### To do
All records must be quoted exactly. Omit the pictures.

[Items listed in a dataset]
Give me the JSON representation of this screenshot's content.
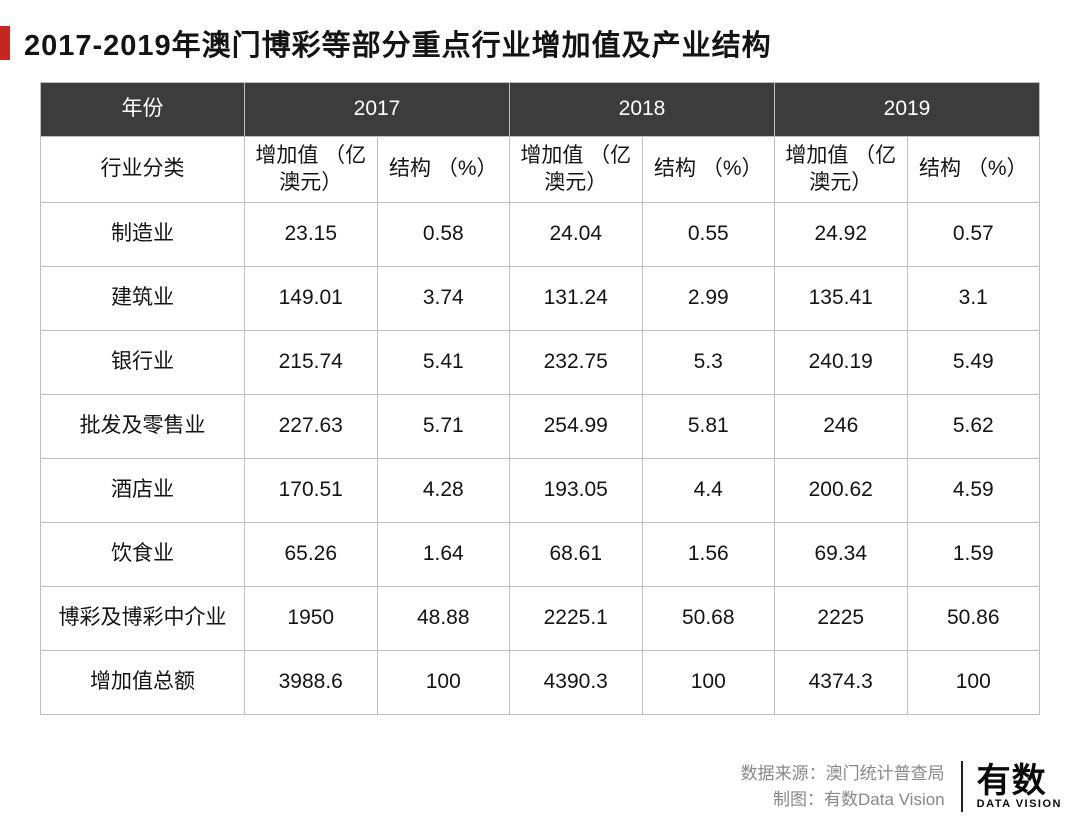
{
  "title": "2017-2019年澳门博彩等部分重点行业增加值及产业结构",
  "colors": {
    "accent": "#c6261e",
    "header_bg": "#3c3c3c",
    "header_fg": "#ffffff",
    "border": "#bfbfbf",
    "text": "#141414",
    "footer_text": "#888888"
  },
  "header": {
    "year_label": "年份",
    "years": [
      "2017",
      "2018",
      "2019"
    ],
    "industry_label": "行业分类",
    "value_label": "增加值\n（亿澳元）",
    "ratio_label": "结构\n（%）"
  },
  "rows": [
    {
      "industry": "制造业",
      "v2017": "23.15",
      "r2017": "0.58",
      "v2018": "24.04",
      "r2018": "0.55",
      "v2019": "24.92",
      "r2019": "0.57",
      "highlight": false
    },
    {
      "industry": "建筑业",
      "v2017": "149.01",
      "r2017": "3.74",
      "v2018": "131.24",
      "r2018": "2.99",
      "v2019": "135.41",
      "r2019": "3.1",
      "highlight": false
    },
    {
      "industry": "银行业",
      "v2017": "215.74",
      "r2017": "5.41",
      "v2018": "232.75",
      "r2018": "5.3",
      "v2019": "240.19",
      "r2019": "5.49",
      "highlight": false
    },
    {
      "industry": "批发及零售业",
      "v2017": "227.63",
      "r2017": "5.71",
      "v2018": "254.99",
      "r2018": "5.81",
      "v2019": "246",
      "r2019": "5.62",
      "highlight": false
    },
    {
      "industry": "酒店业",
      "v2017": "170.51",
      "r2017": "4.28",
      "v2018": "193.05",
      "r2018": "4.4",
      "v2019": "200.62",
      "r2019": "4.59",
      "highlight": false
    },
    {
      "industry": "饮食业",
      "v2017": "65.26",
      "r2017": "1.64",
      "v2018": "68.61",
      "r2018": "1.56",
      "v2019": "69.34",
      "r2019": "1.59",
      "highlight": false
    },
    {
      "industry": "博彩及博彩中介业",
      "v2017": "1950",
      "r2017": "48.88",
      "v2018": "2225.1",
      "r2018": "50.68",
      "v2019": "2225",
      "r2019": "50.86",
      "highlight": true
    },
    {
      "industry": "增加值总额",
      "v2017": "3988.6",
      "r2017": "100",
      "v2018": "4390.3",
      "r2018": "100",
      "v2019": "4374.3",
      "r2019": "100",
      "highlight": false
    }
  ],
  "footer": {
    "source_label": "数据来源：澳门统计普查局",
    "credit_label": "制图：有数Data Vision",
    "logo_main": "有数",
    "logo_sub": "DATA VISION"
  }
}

### Full answer
Give me the JSON representation of this screenshot's content.
{
  "title": "2017-2019年澳门博彩等部分重点行业增加值及产业结构",
  "colors": {
    "accent": "#c6261e",
    "header_bg": "#3c3c3c",
    "header_fg": "#ffffff",
    "border": "#bfbfbf",
    "text": "#141414",
    "footer_text": "#888888"
  },
  "header": {
    "year_label": "年份",
    "years": [
      "2017",
      "2018",
      "2019"
    ],
    "industry_label": "行业分类",
    "value_label": "增加值\n（亿澳元）",
    "ratio_label": "结构\n（%）"
  },
  "rows": [
    {
      "industry": "制造业",
      "v2017": "23.15",
      "r2017": "0.58",
      "v2018": "24.04",
      "r2018": "0.55",
      "v2019": "24.92",
      "r2019": "0.57",
      "highlight": false
    },
    {
      "industry": "建筑业",
      "v2017": "149.01",
      "r2017": "3.74",
      "v2018": "131.24",
      "r2018": "2.99",
      "v2019": "135.41",
      "r2019": "3.1",
      "highlight": false
    },
    {
      "industry": "银行业",
      "v2017": "215.74",
      "r2017": "5.41",
      "v2018": "232.75",
      "r2018": "5.3",
      "v2019": "240.19",
      "r2019": "5.49",
      "highlight": false
    },
    {
      "industry": "批发及零售业",
      "v2017": "227.63",
      "r2017": "5.71",
      "v2018": "254.99",
      "r2018": "5.81",
      "v2019": "246",
      "r2019": "5.62",
      "highlight": false
    },
    {
      "industry": "酒店业",
      "v2017": "170.51",
      "r2017": "4.28",
      "v2018": "193.05",
      "r2018": "4.4",
      "v2019": "200.62",
      "r2019": "4.59",
      "highlight": false
    },
    {
      "industry": "饮食业",
      "v2017": "65.26",
      "r2017": "1.64",
      "v2018": "68.61",
      "r2018": "1.56",
      "v2019": "69.34",
      "r2019": "1.59",
      "highlight": false
    },
    {
      "industry": "博彩及博彩中介业",
      "v2017": "1950",
      "r2017": "48.88",
      "v2018": "2225.1",
      "r2018": "50.68",
      "v2019": "2225",
      "r2019": "50.86",
      "highlight": true
    },
    {
      "industry": "增加值总额",
      "v2017": "3988.6",
      "r2017": "100",
      "v2018": "4390.3",
      "r2018": "100",
      "v2019": "4374.3",
      "r2019": "100",
      "highlight": false
    }
  ],
  "footer": {
    "source_label": "数据来源：澳门统计普查局",
    "credit_label": "制图：有数Data Vision",
    "logo_main": "有数",
    "logo_sub": "DATA VISION"
  }
}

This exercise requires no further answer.